**Data for this task**
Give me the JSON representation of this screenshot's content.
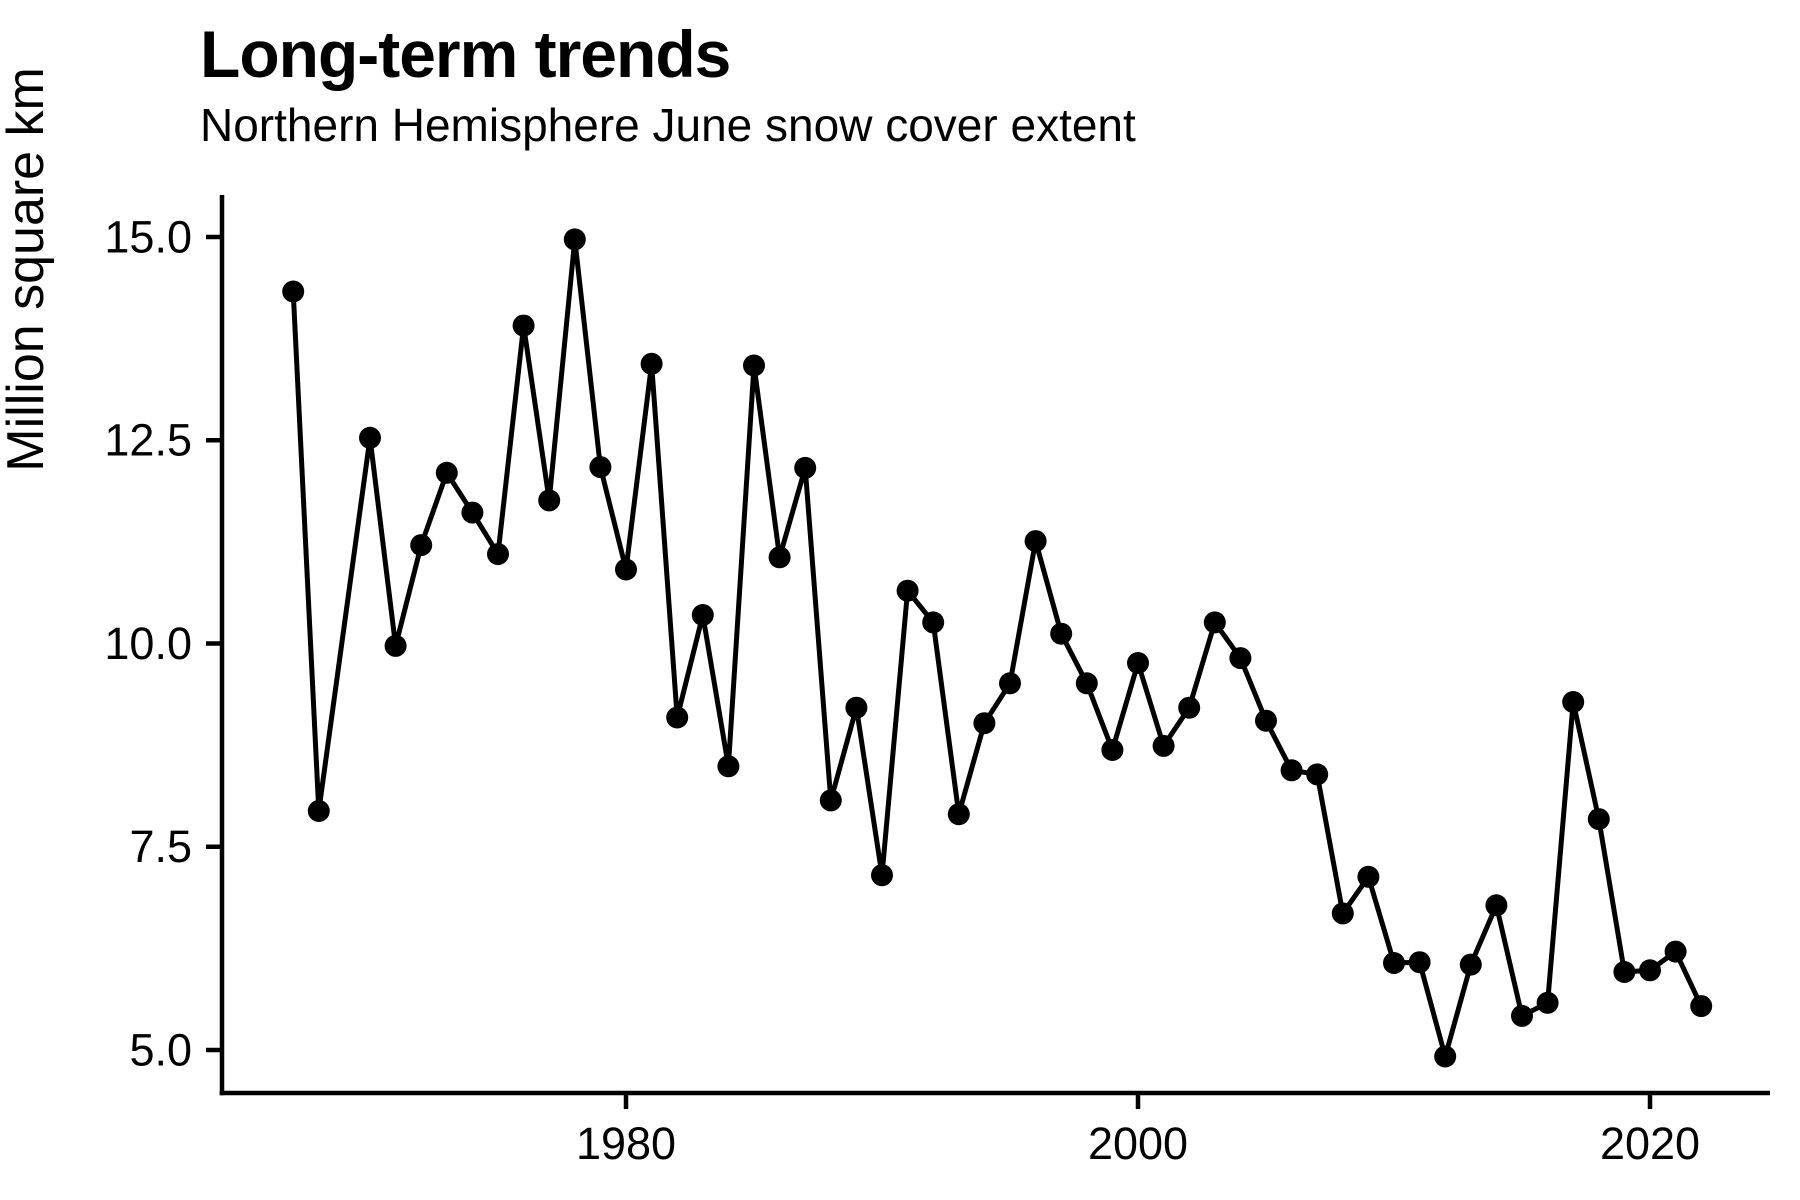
{
  "header": {
    "title": "Long-term trends",
    "subtitle": "Northern Hemisphere June snow cover extent"
  },
  "chart_data": {
    "type": "line",
    "title": "Long-term trends",
    "subtitle": "Northern Hemisphere June snow cover extent",
    "xlabel": "",
    "ylabel": "Million square km",
    "series_name": "June snow cover extent",
    "x": [
      1967,
      1968,
      1970,
      1971,
      1972,
      1973,
      1974,
      1975,
      1976,
      1977,
      1978,
      1979,
      1980,
      1981,
      1982,
      1983,
      1984,
      1985,
      1986,
      1987,
      1988,
      1989,
      1990,
      1991,
      1992,
      1993,
      1994,
      1995,
      1996,
      1997,
      1998,
      1999,
      2000,
      2001,
      2002,
      2003,
      2004,
      2005,
      2006,
      2007,
      2008,
      2009,
      2010,
      2011,
      2012,
      2013,
      2014,
      2015,
      2016,
      2017,
      2018,
      2019,
      2020,
      2021,
      2022
    ],
    "y": [
      14.33,
      7.94,
      12.53,
      9.97,
      11.21,
      12.1,
      11.61,
      11.1,
      13.91,
      11.76,
      14.97,
      12.17,
      10.91,
      13.44,
      9.09,
      10.35,
      8.49,
      13.42,
      11.06,
      12.16,
      8.07,
      9.21,
      7.15,
      10.65,
      10.26,
      7.9,
      9.02,
      9.51,
      11.26,
      10.12,
      9.51,
      8.69,
      9.76,
      8.74,
      9.21,
      10.26,
      9.82,
      9.05,
      8.44,
      8.39,
      6.68,
      7.13,
      6.07,
      6.08,
      4.92,
      6.05,
      6.78,
      5.42,
      5.58,
      9.28,
      7.84,
      5.96,
      5.98,
      6.21,
      5.54
    ],
    "missing_years": [
      1969
    ],
    "yticks": {
      "values": [
        15.0,
        12.5,
        10.0,
        7.5,
        5.0
      ],
      "labels": [
        "15.0",
        "12.5",
        "10.0",
        "7.5",
        "5.0"
      ]
    },
    "xticks": {
      "values": [
        1980,
        2000,
        2020
      ],
      "labels": [
        "1980",
        "2000",
        "2020"
      ]
    },
    "xlim": [
      1964.2,
      2024.7
    ],
    "ylim": [
      4.47,
      15.52
    ],
    "grid": false,
    "legend": null,
    "marker": "filled-circle",
    "line_color": "#000000",
    "point_color": "#000000",
    "axis_color": "#000000",
    "background": "#FFFFFF"
  }
}
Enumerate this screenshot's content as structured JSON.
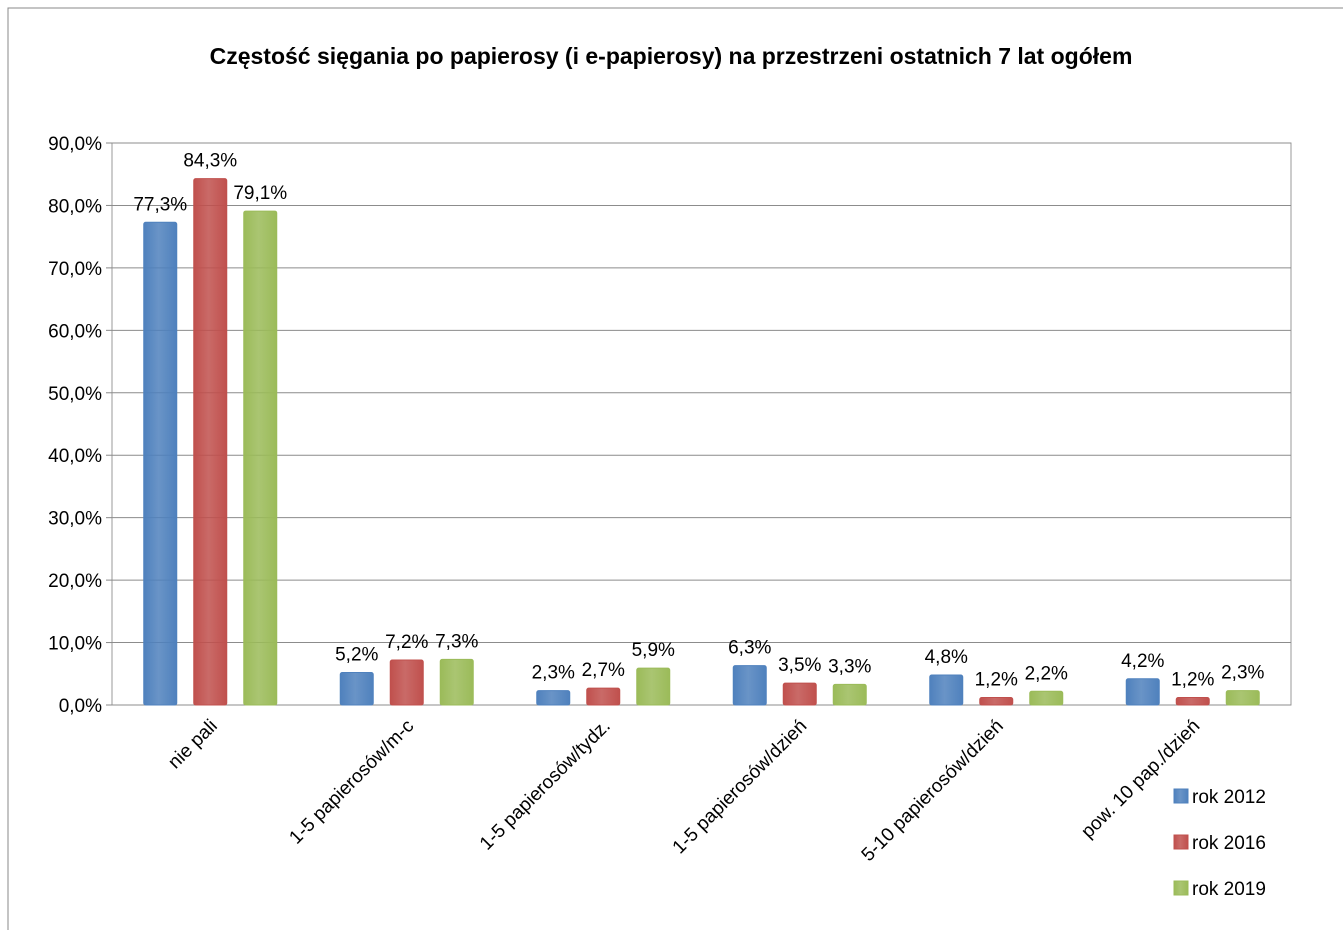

**Written task**
Extract every line of the records above that contains the word "JSON".

**Full solution**
Give me the JSON representation of this screenshot's content.
Enumerate this screenshot's content as structured JSON.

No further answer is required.